> _EXERCISE DETAILS_: Could you write out the data below again, replacing "x-tick-label" with "month-label" everywhere and leaving all else unchanged? Leave out the pictures.

Records from a data collection:
* begin *

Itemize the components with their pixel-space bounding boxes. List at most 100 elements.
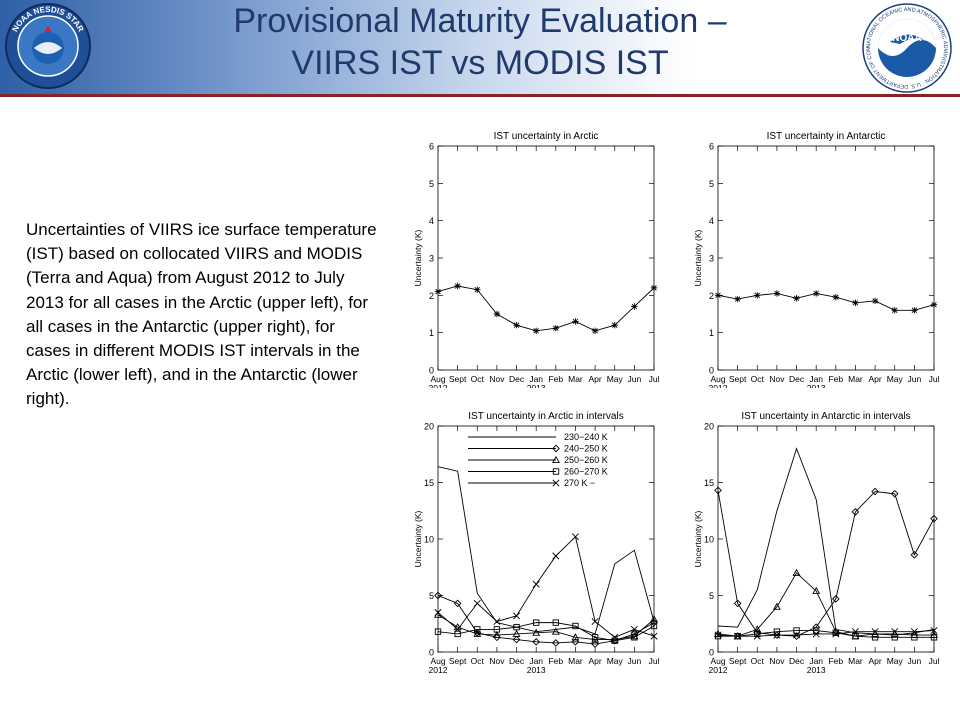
data-point — [650, 632, 658, 640]
x-tick-label: Jun — [628, 656, 642, 666]
chart-title: IST uncertainty in Arctic in intervals — [468, 411, 623, 422]
data-point — [793, 295, 800, 302]
chart-antarctic-intervals: IST uncertainty in Antarctic in interval… — [693, 411, 940, 675]
y-tick-label: 0 — [429, 366, 434, 376]
data-point — [631, 303, 638, 310]
year-label: 2013 — [807, 665, 826, 675]
series-260-270-k — [434, 619, 658, 644]
data-point — [552, 619, 559, 626]
x-tick-label: Feb — [828, 374, 843, 384]
x-tick-label: Apr — [588, 374, 601, 384]
data-point — [792, 568, 801, 576]
x-tick-label: Jun — [628, 374, 642, 384]
data-point — [891, 634, 898, 641]
year-label: 2012 — [429, 383, 448, 388]
data-point — [532, 628, 541, 636]
data-point — [532, 327, 540, 334]
y-tick-label: 5 — [709, 179, 714, 189]
x-tick-label: Jan — [529, 656, 543, 666]
data-point — [453, 599, 462, 608]
x-tick-label: Feb — [548, 374, 563, 384]
x-tick-label: Aug — [430, 656, 445, 666]
series-270-k- — [434, 533, 658, 641]
data-point — [454, 282, 461, 290]
x-tick-label: Nov — [769, 374, 785, 384]
x-tick-label: Sept — [729, 656, 747, 666]
data-point — [911, 307, 918, 314]
x-tick-label: Jan — [809, 374, 823, 384]
data-point — [611, 637, 618, 644]
data-point — [591, 635, 600, 643]
x-tick-label: Oct — [471, 374, 485, 384]
series-250-260-k — [714, 568, 938, 640]
data-point — [611, 322, 618, 329]
data-point — [871, 628, 879, 636]
y-tick-label: 6 — [429, 142, 434, 152]
y-tick-label: 3 — [709, 254, 714, 264]
data-point — [631, 634, 638, 641]
x-tick-label: Dec — [509, 656, 525, 666]
data-point — [891, 628, 899, 636]
series-main — [714, 290, 938, 314]
y-tick-label: 10 — [424, 535, 434, 545]
year-label: 2013 — [527, 383, 546, 388]
data-point — [513, 612, 521, 620]
y-axis-label: Uncertainty (K) — [413, 229, 423, 286]
year-label: 2013 — [527, 665, 546, 675]
data-point — [812, 290, 820, 297]
series-270-k- — [714, 627, 938, 640]
data-point — [532, 637, 541, 646]
data-point — [812, 630, 820, 638]
x-tick-label: Jun — [908, 656, 922, 666]
legend-label: 240−250 K — [564, 444, 608, 454]
x-tick-label: Feb — [828, 656, 843, 666]
data-point — [852, 633, 859, 640]
x-tick-label: Jul — [929, 656, 940, 666]
y-tick-label: 6 — [709, 142, 714, 152]
data-point — [493, 626, 501, 633]
x-tick-label: Jul — [649, 374, 660, 384]
data-point — [773, 290, 781, 297]
y-tick-label: 1 — [429, 328, 434, 338]
x-tick-label: Aug — [430, 374, 445, 384]
x-tick-label: Dec — [789, 374, 805, 384]
data-point — [572, 622, 579, 630]
year-label: 2012 — [429, 665, 448, 675]
data-point — [793, 627, 800, 634]
data-point — [474, 626, 481, 633]
series-line — [717, 490, 935, 637]
x-tick-label: Mar — [848, 656, 863, 666]
x-tick-label: Nov — [489, 374, 505, 384]
y-tick-label: 4 — [429, 216, 434, 226]
x-tick-label: Sept — [449, 656, 467, 666]
data-point — [813, 627, 820, 634]
header-banner — [0, 0, 960, 94]
data-point — [930, 301, 938, 308]
x-tick-label: May — [607, 374, 624, 384]
x-tick-label: Mar — [568, 374, 583, 384]
data-point — [773, 628, 781, 635]
data-point — [551, 627, 560, 635]
x-tick-label: May — [607, 656, 624, 666]
y-tick-label: 5 — [429, 591, 434, 601]
x-tick-label: Dec — [509, 374, 525, 384]
legend-marker — [552, 455, 560, 464]
data-point — [911, 634, 918, 641]
x-tick-label: Apr — [868, 656, 881, 666]
x-tick-label: Aug — [710, 374, 725, 384]
legend-label: 230−240 K — [564, 432, 608, 442]
data-point — [832, 630, 840, 638]
y-tick-label: 0 — [429, 648, 434, 658]
plot-frame — [717, 145, 935, 371]
data-point — [714, 486, 722, 495]
data-point — [551, 639, 560, 647]
data-point — [493, 310, 501, 318]
data-point — [871, 297, 879, 305]
data-point — [512, 635, 521, 644]
x-tick-label: May — [887, 656, 904, 666]
x-tick-label: Oct — [471, 656, 485, 666]
y-tick-label: 5 — [709, 591, 714, 601]
legend-label: 250−260 K — [564, 455, 608, 465]
data-point — [434, 608, 442, 616]
x-tick-label: Dec — [789, 656, 805, 666]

* end *

> _EXERCISE RESPONSE_:
Itemize the components with their pixel-space bounding boxes. List at most 100 elements.
data-point — [650, 632, 658, 640]
month-label: Jun — [628, 656, 642, 666]
chart-title: IST uncertainty in Arctic in intervals — [468, 411, 623, 422]
data-point — [793, 295, 800, 302]
chart-antarctic-intervals: IST uncertainty in Antarctic in interval… — [693, 411, 940, 675]
y-tick-label: 0 — [429, 366, 434, 376]
data-point — [631, 303, 638, 310]
year-label: 2013 — [807, 665, 826, 675]
series-260-270-k — [434, 619, 658, 644]
data-point — [552, 619, 559, 626]
month-label: Feb — [828, 374, 843, 384]
month-label: Apr — [588, 374, 601, 384]
data-point — [792, 568, 801, 576]
month-label: Jun — [628, 374, 642, 384]
data-point — [891, 634, 898, 641]
year-label: 2012 — [429, 383, 448, 388]
data-point — [532, 628, 541, 636]
data-point — [532, 327, 540, 334]
y-tick-label: 5 — [709, 179, 714, 189]
month-label: Jan — [529, 656, 543, 666]
data-point — [453, 599, 462, 608]
month-label: Feb — [548, 374, 563, 384]
month-label: Aug — [430, 656, 445, 666]
series-270-k- — [434, 533, 658, 641]
data-point — [454, 282, 461, 290]
month-label: Nov — [769, 374, 785, 384]
month-label: Sept — [729, 656, 747, 666]
data-point — [911, 307, 918, 314]
month-label: Jan — [809, 374, 823, 384]
data-point — [611, 637, 618, 644]
data-point — [591, 635, 600, 643]
month-label: Oct — [471, 374, 485, 384]
series-250-260-k — [714, 568, 938, 640]
data-point — [611, 322, 618, 329]
data-point — [871, 628, 879, 636]
y-tick-label: 6 — [429, 142, 434, 152]
y-tick-label: 3 — [709, 254, 714, 264]
data-point — [631, 634, 638, 641]
month-label: Dec — [509, 656, 525, 666]
data-point — [891, 628, 899, 636]
series-main — [714, 290, 938, 314]
y-tick-label: 10 — [424, 535, 434, 545]
year-label: 2013 — [527, 383, 546, 388]
data-point — [513, 612, 521, 620]
y-axis-label: Uncertainty (K) — [413, 229, 423, 286]
year-label: 2013 — [527, 665, 546, 675]
data-point — [812, 290, 820, 297]
series-270-k- — [714, 627, 938, 640]
data-point — [532, 637, 541, 646]
data-point — [812, 630, 820, 638]
month-label: Jun — [908, 656, 922, 666]
legend-label: 240−250 K — [564, 444, 608, 454]
month-label: Feb — [828, 656, 843, 666]
data-point — [852, 633, 859, 640]
month-label: Jul — [929, 656, 940, 666]
y-tick-label: 6 — [709, 142, 714, 152]
data-point — [493, 626, 501, 633]
month-label: Jul — [649, 374, 660, 384]
data-point — [773, 290, 781, 297]
y-tick-label: 1 — [429, 328, 434, 338]
month-label: Aug — [430, 374, 445, 384]
month-label: Dec — [789, 374, 805, 384]
data-point — [572, 622, 579, 630]
year-label: 2012 — [429, 665, 448, 675]
data-point — [793, 627, 800, 634]
data-point — [474, 626, 481, 633]
series-line — [717, 490, 935, 637]
month-label: Mar — [848, 656, 863, 666]
month-label: Nov — [489, 374, 505, 384]
y-tick-label: 4 — [429, 216, 434, 226]
month-label: Sept — [449, 656, 467, 666]
data-point — [813, 627, 820, 634]
header-banner — [0, 0, 960, 94]
data-point — [930, 301, 938, 308]
month-label: May — [607, 374, 624, 384]
month-label: Mar — [568, 374, 583, 384]
data-point — [773, 628, 781, 635]
data-point — [551, 627, 560, 635]
month-label: May — [607, 656, 624, 666]
y-tick-label: 5 — [429, 591, 434, 601]
month-label: Dec — [509, 374, 525, 384]
legend-marker — [552, 455, 560, 464]
data-point — [911, 634, 918, 641]
month-label: Apr — [868, 656, 881, 666]
month-label: Aug — [710, 374, 725, 384]
legend-label: 230−240 K — [564, 432, 608, 442]
data-point — [832, 630, 840, 638]
y-tick-label: 0 — [429, 648, 434, 658]
plot-frame — [717, 145, 935, 371]
data-point — [714, 486, 722, 495]
data-point — [551, 639, 560, 647]
data-point — [493, 310, 501, 318]
data-point — [871, 297, 879, 305]
data-point — [512, 635, 521, 644]
month-label: May — [887, 656, 904, 666]
month-label: Oct — [471, 656, 485, 666]
y-tick-label: 5 — [709, 591, 714, 601]
legend-label: 250−260 K — [564, 455, 608, 465]
data-point — [434, 608, 442, 616]
month-label: Dec — [789, 656, 805, 666]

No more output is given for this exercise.